* BEGIN *

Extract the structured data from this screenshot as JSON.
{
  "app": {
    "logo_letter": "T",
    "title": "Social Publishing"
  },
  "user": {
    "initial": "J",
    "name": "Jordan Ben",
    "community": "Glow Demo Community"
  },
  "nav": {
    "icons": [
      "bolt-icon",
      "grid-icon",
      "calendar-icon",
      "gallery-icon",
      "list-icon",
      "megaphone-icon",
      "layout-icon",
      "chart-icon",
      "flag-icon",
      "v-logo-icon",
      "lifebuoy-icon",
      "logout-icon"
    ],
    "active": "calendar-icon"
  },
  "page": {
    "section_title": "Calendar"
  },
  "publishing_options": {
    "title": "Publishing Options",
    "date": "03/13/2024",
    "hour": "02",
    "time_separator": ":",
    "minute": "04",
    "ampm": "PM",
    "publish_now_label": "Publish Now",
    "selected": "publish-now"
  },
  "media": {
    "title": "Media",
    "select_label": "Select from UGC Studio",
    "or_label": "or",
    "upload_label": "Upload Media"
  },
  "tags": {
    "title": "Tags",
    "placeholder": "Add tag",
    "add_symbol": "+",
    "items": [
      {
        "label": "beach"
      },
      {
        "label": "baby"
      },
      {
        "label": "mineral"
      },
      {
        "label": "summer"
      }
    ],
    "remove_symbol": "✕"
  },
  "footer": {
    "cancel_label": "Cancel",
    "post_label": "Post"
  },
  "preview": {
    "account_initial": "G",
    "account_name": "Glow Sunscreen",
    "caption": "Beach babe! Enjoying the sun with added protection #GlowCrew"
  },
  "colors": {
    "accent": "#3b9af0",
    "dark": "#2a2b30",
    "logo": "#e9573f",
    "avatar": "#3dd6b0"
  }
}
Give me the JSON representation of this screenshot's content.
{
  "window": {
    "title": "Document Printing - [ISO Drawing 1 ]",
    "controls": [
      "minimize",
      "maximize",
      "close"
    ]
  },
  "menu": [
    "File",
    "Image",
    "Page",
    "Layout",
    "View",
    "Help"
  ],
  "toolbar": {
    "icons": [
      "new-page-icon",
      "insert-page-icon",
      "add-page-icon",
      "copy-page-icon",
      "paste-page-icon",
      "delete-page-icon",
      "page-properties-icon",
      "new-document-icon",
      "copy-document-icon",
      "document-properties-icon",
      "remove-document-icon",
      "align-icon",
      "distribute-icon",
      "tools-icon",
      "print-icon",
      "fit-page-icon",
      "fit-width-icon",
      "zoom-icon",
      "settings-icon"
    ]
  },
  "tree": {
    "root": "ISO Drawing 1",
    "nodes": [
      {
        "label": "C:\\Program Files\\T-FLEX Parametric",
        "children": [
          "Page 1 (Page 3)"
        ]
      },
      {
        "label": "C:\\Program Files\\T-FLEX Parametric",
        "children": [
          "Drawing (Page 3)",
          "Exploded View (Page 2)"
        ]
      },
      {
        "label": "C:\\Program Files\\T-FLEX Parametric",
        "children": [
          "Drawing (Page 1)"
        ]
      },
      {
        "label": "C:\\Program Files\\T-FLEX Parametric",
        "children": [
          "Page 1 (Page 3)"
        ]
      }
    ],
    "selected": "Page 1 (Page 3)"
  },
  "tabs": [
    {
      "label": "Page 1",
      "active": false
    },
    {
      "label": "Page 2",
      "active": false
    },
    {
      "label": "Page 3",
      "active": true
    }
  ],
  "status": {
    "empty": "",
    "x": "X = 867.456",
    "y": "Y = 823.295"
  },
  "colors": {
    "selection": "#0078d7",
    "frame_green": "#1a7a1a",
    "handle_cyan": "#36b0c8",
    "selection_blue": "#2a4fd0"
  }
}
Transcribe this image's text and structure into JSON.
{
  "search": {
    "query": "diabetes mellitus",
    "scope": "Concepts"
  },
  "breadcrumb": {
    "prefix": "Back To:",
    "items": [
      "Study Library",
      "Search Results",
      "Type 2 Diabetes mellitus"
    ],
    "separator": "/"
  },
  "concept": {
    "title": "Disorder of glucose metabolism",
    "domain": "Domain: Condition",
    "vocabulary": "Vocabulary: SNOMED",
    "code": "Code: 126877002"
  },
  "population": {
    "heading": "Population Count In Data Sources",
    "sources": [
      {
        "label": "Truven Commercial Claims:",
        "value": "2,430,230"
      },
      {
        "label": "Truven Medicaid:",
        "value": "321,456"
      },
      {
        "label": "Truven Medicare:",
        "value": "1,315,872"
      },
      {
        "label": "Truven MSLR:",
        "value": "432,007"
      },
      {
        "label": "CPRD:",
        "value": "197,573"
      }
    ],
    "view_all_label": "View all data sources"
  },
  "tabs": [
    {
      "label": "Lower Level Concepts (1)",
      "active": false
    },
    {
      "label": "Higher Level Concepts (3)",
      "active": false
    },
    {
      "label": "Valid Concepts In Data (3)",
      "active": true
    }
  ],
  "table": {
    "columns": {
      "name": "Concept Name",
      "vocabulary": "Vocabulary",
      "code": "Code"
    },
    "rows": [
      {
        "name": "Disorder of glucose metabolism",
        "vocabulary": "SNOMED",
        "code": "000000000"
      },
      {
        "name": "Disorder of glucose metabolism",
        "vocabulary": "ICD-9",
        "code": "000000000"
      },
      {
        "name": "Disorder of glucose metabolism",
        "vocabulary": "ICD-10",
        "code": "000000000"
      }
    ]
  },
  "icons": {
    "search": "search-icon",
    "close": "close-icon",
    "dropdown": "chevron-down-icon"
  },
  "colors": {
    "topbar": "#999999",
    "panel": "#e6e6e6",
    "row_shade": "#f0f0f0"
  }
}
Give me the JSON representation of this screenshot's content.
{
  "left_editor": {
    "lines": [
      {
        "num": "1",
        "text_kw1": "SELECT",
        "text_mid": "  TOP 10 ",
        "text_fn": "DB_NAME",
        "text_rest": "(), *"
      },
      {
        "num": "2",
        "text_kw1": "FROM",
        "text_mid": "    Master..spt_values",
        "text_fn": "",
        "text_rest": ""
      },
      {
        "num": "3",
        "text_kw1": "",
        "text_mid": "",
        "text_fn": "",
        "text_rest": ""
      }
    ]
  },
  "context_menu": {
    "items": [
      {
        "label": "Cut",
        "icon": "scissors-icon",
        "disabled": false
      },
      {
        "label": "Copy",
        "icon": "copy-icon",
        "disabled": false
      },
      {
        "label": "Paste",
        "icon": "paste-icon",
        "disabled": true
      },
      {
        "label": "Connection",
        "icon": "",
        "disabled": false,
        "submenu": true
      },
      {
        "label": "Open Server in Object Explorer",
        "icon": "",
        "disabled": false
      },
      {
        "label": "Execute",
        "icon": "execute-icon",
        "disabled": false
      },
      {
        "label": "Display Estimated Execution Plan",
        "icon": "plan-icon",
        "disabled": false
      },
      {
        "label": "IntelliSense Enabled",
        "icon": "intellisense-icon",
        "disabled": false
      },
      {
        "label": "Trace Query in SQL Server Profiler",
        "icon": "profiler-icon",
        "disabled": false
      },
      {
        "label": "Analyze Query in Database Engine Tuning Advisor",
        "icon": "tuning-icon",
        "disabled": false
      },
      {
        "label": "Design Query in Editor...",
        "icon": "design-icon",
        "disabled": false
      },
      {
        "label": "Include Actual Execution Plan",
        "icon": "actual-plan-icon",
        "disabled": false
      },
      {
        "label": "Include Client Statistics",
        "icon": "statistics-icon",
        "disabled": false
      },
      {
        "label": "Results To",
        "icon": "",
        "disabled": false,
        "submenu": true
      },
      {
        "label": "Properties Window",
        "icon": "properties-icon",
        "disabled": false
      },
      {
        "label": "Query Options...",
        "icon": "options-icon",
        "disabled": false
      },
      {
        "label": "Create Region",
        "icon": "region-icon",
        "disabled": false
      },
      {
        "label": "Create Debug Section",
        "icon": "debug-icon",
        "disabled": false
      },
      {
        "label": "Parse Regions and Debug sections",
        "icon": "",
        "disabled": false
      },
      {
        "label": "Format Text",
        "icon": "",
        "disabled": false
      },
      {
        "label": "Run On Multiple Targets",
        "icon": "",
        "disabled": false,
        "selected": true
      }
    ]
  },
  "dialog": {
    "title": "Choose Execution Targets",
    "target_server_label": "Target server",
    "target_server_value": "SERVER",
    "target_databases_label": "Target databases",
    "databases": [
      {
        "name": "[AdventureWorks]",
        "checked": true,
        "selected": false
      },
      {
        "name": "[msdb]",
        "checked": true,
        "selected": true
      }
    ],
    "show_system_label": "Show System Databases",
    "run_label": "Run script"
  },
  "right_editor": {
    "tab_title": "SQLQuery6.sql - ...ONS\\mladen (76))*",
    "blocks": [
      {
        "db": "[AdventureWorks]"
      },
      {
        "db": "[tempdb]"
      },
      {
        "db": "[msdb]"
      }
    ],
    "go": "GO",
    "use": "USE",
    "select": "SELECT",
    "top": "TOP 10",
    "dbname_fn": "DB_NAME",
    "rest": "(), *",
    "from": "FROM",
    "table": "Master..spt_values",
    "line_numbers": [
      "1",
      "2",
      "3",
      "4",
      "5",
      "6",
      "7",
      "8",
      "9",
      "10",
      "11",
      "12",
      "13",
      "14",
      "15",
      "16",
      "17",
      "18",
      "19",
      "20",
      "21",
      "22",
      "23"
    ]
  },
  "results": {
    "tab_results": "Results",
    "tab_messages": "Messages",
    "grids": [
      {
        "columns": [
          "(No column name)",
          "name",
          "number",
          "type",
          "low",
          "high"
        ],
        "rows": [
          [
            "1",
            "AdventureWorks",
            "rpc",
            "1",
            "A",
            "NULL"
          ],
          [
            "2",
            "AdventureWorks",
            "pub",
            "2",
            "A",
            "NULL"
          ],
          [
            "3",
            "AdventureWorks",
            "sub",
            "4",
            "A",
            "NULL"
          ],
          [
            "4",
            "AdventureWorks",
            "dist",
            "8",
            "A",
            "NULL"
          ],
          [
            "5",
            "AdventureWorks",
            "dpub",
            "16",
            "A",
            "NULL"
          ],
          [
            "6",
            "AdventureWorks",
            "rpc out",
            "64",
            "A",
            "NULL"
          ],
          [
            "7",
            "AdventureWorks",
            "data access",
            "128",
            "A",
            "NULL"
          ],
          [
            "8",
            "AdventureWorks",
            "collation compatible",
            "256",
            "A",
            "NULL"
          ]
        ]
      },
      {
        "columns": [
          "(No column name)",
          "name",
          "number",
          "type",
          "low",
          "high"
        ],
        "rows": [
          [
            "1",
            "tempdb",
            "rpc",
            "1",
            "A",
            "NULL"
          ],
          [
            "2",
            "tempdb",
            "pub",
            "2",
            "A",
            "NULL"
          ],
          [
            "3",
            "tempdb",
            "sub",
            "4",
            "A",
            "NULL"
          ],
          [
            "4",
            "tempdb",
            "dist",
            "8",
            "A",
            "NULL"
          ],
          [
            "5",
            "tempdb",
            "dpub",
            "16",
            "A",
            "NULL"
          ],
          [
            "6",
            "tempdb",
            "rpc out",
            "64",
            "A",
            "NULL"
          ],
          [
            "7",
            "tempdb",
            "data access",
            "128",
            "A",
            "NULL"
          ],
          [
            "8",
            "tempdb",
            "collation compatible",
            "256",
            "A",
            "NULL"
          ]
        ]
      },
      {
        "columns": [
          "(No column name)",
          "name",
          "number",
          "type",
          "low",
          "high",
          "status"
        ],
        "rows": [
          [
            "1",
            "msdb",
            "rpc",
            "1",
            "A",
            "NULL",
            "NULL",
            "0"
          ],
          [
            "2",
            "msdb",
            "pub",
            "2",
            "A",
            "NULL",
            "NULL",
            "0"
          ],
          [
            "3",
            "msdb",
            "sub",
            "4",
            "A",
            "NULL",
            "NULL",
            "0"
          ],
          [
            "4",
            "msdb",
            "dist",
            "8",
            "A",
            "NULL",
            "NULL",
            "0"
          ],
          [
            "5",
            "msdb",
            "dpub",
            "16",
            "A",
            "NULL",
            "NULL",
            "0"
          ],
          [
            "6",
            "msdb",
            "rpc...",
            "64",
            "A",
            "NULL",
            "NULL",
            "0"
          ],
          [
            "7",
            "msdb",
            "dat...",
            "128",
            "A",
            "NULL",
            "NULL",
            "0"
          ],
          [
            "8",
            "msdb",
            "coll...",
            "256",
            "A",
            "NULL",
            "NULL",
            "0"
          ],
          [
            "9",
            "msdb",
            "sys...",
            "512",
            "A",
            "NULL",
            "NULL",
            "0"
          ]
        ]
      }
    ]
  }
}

* END *

# TASK
Check each line of the entries for the string "mellitus". Copy the lines that have it.

# RESULT BELOW
    "query": "diabetes mellitus",
      "Type 2 Diabetes mellitus"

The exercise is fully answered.